___ Given entries

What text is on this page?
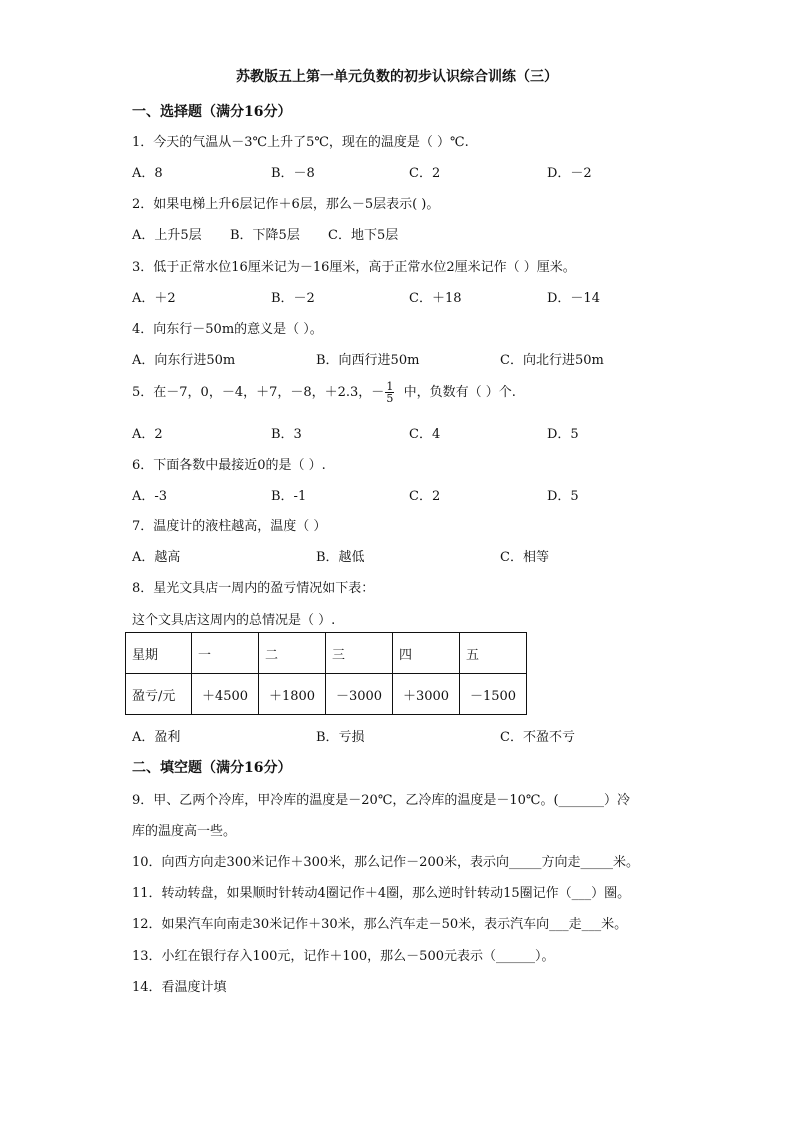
苏教版五上第一单元负数的初步认识综合训练（三）
一、选择题（满分16分）
1．今天的气温从－3℃上升了5℃，现在的温度是（ ）℃.
A．8	B．－8	C．2	D．－2
2．如果电梯上升6层记作＋6层，那么－5层表示( )。
A．上升5层 B．下降5层 C．地下5层
3．低于正常水位16厘米记为－16厘米，高于正常水位2厘米记作（ ）厘米。
A．＋2	B．－2	C．＋18	D．－14
4．向东行－50m的意义是（ ）。
A．向东行进50m	B．向西行进50m	C．向北行进50m
5．在－7，0，－4，＋7，－8，＋2.3，－ $\frac{1}{5}$ 中，负数有（ ）个.
A．2	B．3	C．4	D．5
6．下面各数中最接近0的是（ ）.
A．-3	B．-1	C．2	D．5
7．温度计的液柱越高，温度（ ）
A．越高	B．越低	C．相等
8．星光文具店一周内的盈亏情况如下表：
这个文具店这周内的总情况是（ ）.
星期	一	二	三	四	五
盈亏/元	＋4500	＋1800	－3000	＋3000	－1500
A．盈利	B．亏损	C．不盈不亏
二、填空题（满分16分）
9．甲、乙两个冷库，甲冷库的温度是－20℃，乙冷库的温度是－10℃。(_______）冷
库的温度高一些。
10．向西方向走300米记作＋300米，那么记作－200米，表示向_____方向走_____米。
11．转动转盘，如果顺时针转动4圈记作＋4圈，那么逆时针转动15圈记作（___）圈。
12．如果汽车向南走30米记作＋30米，那么汽车走－50米，表示汽车向___走___米。
13．小红在银行存入100元，记作＋100，那么－500元表示（______）。
14．看温度计填
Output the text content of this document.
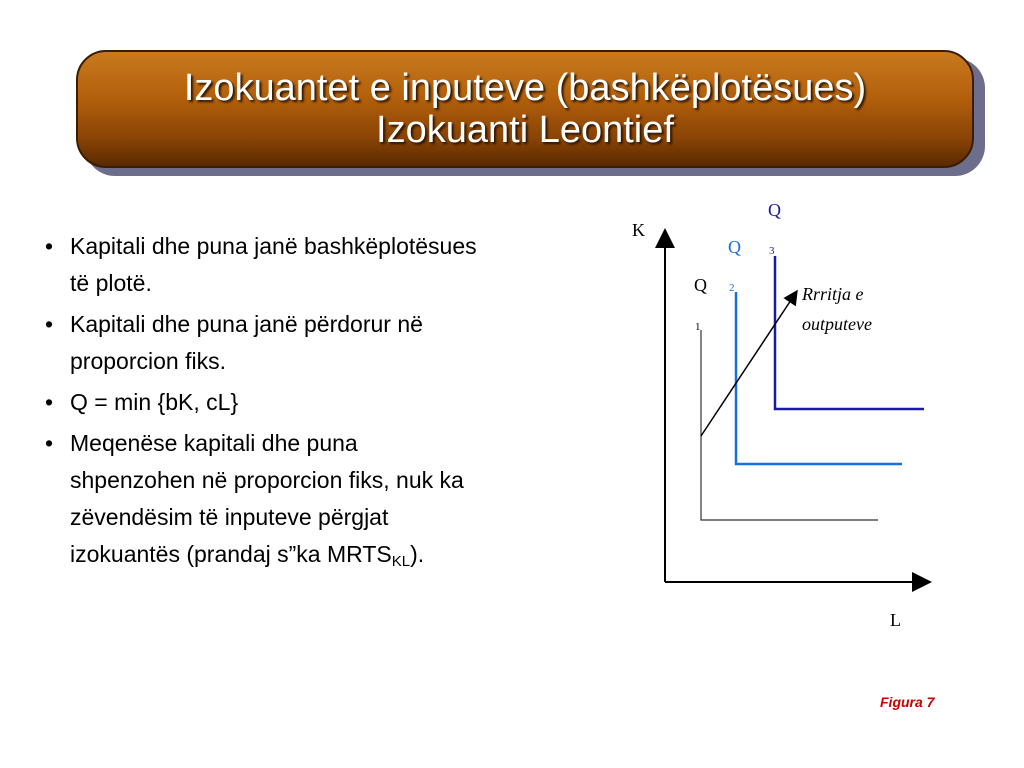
Izokuantet e inputeve (bashkëplotësues)
Izokuanti Leontief
• Kapitali dhe puna janë bashkëplotësues të plotë.
• Kapitali dhe puna janë përdorur në proporcion fiks.
• Q = min {bK, cL}
• Meqenëse kapitali dhe puna shpenzohen në proporcion fiks, nuk ka zëvendësim të inputeve përgjat izokuantës (prandaj s”ka $MRTS_{KL}$).
K
L
Q
1
Q
2
Q
3
Rrritja e outputeve
Figura 7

______

Omit the pictures, then output the rest of the listing exactly.

What text is on this page?
苏教版五上第一单元负数的初步认识综合训练（三）
一、选择题（满分16分）
1．今天的气温从－3℃上升了5℃，现在的温度是（ ）℃.
A．8	B．－8	C．2	D．－2
2．如果电梯上升6层记作＋6层，那么－5层表示( )。
A．上升5层 B．下降5层 C．地下5层
3．低于正常水位16厘米记为－16厘米，高于正常水位2厘米记作（ ）厘米。
A．＋2	B．－2	C．＋18	D．－14
4．向东行－50m的意义是（ ）。
A．向东行进50m	B．向西行进50m	C．向北行进50m
5．在－7，0，－4，＋7，－8，＋2.3，－ $\frac{1}{5}$ 中，负数有（ ）个.
A．2	B．3	C．4	D．5
6．下面各数中最接近0的是（ ）.
A．-3	B．-1	C．2	D．5
7．温度计的液柱越高，温度（ ）
A．越高	B．越低	C．相等
8．星光文具店一周内的盈亏情况如下表：
这个文具店这周内的总情况是（ ）.
星期	一	二	三	四	五
盈亏/元	＋4500	＋1800	－3000	＋3000	－1500
A．盈利	B．亏损	C．不盈不亏
二、填空题（满分16分）
9．甲、乙两个冷库，甲冷库的温度是－20℃，乙冷库的温度是－10℃。(_______）冷
库的温度高一些。
10．向西方向走300米记作＋300米，那么记作－200米，表示向_____方向走_____米。
11．转动转盘，如果顺时针转动4圈记作＋4圈，那么逆时针转动15圈记作（___）圈。
12．如果汽车向南走30米记作＋30米，那么汽车走－50米，表示汽车向___走___米。
13．小红在银行存入100元，记作＋100，那么－500元表示（______）。
14．看温度计填
Output the text content of this document.
Izokuantet e inputeve (bashkëplotësues)
Izokuanti Leontief
• Kapitali dhe puna janë bashkëplotësues të plotë.
• Kapitali dhe puna janë përdorur në proporcion fiks.
• Q = min {bK, cL}
• Meqenëse kapitali dhe puna shpenzohen në proporcion fiks, nuk ka zëvendësim të inputeve përgjat izokuantës (prandaj s”ka $MRTS_{KL}$).
K
L
Q
1
Q
2
Q
3
Rrritja e outputeve
Figura 7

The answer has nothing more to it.